--- PROBLEM STATEMENT ---
Send back all the data below, exactly as given.

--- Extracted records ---

— begin —

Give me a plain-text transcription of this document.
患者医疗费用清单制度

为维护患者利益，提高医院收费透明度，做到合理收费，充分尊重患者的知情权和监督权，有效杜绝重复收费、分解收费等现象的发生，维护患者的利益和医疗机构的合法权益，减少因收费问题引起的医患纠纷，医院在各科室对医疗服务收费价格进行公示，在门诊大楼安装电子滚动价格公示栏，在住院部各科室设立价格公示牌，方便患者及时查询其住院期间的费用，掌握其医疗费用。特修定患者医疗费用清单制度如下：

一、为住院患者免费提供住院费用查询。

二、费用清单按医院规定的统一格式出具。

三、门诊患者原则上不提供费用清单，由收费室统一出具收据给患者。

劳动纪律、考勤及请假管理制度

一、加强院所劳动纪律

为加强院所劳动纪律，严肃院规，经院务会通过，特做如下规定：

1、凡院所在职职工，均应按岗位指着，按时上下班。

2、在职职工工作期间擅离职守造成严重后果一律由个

— end —

--- OUTPUT FOR THIS TASK ---
Give me a plain-text transcription of this document.
患者医疗费用清单制度

为维护患者利益，提高医院收费透明度，做到合理收费，充分尊重患者的知情权和监督权，有效杜绝重复收费、分解收费等现象的发生，维护患者的利益和医疗机构的合法权益，减少因收费问题引起的医患纠纷，医院在各科室对医疗服务收费价格进行公示，在门诊大楼安装电子滚动价格公示栏，在住院部各科室设立价格公示牌，方便患者及时查询其住院期间的费用，掌握其医疗费用。特修定患者医疗费用清单制度如下：

一、为住院患者免费提供住院费用查询。

二、费用清单按医院规定的统一格式出具。

三、门诊患者原则上不提供费用清单，由收费室统一出具收据给患者。

劳动纪律、考勤及请假管理制度

一、加强院所劳动纪律

为加强院所劳动纪律，严肃院规，经院务会通过，特做如下规定：

1、凡院所在职职工，均应按岗位指着，按时上下班。

2、在职职工工作期间擅离职守造成严重后果一律由个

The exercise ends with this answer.